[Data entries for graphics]
— BEGIN —

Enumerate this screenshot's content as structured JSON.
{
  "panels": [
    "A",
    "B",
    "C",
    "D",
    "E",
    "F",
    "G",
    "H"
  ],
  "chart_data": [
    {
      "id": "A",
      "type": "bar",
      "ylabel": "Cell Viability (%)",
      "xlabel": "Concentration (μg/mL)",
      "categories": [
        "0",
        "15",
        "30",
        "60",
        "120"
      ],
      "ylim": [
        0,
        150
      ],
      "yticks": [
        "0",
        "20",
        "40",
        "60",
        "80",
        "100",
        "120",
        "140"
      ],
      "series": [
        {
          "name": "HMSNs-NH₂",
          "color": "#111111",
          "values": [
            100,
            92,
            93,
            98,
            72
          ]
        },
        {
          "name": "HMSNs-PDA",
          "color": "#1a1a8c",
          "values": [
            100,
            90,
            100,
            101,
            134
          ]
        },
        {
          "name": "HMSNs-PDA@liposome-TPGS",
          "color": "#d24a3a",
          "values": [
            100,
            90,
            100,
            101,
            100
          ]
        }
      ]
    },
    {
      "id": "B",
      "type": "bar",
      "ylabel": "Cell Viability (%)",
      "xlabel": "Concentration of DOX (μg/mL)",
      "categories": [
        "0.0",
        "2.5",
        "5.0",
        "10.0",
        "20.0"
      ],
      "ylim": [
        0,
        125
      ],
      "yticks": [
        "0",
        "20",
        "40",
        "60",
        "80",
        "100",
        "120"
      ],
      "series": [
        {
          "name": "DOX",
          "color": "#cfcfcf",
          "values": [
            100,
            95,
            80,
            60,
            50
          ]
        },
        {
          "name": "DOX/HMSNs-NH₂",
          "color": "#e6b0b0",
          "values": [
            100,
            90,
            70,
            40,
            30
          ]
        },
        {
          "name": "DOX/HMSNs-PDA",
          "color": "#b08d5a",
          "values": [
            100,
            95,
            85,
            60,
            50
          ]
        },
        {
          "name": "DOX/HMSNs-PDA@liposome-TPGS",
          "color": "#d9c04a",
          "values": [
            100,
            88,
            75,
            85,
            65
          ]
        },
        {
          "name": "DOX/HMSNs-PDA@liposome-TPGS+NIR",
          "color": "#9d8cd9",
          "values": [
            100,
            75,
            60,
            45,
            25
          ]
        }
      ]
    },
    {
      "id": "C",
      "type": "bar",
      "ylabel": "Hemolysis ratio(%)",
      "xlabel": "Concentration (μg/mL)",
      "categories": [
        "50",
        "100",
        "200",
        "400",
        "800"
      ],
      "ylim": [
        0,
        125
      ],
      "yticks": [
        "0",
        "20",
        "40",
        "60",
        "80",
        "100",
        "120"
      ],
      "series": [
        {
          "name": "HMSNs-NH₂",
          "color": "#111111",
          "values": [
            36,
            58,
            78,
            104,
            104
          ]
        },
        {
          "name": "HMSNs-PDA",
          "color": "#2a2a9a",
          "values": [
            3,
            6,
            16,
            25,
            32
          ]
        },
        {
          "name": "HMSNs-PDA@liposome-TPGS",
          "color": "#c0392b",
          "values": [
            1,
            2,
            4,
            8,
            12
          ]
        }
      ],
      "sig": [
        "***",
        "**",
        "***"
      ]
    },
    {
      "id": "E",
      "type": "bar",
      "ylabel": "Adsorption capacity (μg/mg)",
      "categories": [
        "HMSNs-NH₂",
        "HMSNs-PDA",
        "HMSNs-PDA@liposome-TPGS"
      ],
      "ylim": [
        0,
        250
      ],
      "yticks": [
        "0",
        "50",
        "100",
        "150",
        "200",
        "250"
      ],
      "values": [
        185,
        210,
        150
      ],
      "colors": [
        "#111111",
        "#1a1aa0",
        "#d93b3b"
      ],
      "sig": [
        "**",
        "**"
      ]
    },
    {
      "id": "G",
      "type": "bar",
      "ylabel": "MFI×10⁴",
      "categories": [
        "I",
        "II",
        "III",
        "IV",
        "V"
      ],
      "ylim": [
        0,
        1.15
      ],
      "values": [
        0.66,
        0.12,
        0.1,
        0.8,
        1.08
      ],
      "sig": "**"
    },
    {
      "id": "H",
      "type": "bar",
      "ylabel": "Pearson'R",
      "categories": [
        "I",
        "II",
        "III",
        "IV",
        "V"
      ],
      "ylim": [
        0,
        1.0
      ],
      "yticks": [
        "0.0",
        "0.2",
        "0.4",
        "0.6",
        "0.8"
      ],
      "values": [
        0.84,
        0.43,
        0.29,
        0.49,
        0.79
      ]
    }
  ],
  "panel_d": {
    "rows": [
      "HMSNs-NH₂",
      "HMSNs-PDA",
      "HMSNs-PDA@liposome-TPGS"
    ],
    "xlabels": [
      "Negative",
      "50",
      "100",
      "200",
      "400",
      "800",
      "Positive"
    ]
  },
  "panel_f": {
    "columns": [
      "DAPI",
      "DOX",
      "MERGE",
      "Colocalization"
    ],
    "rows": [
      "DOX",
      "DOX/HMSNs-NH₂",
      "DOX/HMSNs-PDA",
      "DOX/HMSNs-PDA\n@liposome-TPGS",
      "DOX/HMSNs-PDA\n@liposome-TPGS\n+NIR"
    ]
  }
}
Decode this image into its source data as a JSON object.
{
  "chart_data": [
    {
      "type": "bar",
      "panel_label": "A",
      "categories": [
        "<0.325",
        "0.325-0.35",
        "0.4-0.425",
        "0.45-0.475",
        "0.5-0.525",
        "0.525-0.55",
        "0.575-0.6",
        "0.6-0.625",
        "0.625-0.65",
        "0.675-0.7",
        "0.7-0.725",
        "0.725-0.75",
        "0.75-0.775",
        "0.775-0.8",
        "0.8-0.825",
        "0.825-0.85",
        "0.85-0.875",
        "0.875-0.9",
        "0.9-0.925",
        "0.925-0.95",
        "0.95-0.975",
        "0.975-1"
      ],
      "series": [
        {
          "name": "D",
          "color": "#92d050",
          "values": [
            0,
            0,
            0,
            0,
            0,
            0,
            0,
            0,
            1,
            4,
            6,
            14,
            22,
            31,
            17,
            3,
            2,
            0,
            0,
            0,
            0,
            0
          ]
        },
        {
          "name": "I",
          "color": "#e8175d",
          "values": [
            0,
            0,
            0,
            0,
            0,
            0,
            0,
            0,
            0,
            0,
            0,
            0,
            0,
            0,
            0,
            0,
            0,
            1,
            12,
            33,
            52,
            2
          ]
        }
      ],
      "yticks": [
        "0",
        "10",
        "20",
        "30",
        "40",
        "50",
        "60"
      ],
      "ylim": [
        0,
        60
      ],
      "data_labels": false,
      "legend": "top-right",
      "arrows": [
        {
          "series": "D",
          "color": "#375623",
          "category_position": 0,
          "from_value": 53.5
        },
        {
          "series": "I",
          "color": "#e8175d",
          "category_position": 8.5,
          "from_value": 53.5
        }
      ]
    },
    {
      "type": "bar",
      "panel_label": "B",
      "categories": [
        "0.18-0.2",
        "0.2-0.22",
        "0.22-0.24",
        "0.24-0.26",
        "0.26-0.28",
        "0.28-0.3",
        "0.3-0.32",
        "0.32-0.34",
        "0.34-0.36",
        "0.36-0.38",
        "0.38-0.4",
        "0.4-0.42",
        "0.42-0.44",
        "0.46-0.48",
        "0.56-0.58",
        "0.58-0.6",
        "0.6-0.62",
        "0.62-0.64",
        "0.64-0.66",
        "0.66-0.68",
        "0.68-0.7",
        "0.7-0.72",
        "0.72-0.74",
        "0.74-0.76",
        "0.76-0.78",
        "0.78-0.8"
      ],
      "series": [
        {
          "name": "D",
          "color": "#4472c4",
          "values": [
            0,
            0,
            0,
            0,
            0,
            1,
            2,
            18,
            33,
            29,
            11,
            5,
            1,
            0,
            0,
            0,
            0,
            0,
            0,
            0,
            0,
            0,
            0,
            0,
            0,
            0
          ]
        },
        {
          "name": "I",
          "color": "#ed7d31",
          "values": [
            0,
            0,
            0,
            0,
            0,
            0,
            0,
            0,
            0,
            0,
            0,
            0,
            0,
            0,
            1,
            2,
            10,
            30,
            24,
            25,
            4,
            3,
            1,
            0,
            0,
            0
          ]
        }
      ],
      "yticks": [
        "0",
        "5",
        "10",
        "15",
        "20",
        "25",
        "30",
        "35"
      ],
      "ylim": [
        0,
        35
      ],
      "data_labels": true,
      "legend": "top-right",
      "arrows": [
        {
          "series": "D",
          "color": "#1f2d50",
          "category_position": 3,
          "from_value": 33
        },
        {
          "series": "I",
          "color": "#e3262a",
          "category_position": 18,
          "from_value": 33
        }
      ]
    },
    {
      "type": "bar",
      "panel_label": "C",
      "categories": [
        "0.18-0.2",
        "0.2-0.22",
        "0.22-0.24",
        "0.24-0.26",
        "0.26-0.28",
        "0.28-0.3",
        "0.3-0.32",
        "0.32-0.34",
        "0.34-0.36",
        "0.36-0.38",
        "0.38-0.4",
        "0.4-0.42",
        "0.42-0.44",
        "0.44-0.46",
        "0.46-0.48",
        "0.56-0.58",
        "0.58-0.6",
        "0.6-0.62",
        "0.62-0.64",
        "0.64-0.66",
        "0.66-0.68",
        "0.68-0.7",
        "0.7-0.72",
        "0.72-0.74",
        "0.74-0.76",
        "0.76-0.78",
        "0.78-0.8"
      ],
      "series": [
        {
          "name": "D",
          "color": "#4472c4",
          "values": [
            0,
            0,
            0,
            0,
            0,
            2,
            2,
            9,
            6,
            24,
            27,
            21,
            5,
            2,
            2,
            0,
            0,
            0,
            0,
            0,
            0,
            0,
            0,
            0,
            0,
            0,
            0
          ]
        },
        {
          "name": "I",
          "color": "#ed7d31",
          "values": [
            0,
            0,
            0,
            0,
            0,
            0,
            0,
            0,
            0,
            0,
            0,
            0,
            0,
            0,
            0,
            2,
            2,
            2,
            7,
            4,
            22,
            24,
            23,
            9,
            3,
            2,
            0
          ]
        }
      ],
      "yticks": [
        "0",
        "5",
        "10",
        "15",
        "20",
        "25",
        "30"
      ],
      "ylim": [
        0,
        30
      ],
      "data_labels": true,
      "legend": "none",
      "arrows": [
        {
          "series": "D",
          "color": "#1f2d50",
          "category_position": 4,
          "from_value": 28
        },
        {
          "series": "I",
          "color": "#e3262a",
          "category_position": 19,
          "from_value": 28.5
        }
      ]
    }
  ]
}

— END —

## TASK PROMPT:
A line counts if it holds the word "this". How many lines of the entries count? Give the number only.

## WORKED ANSWER:
2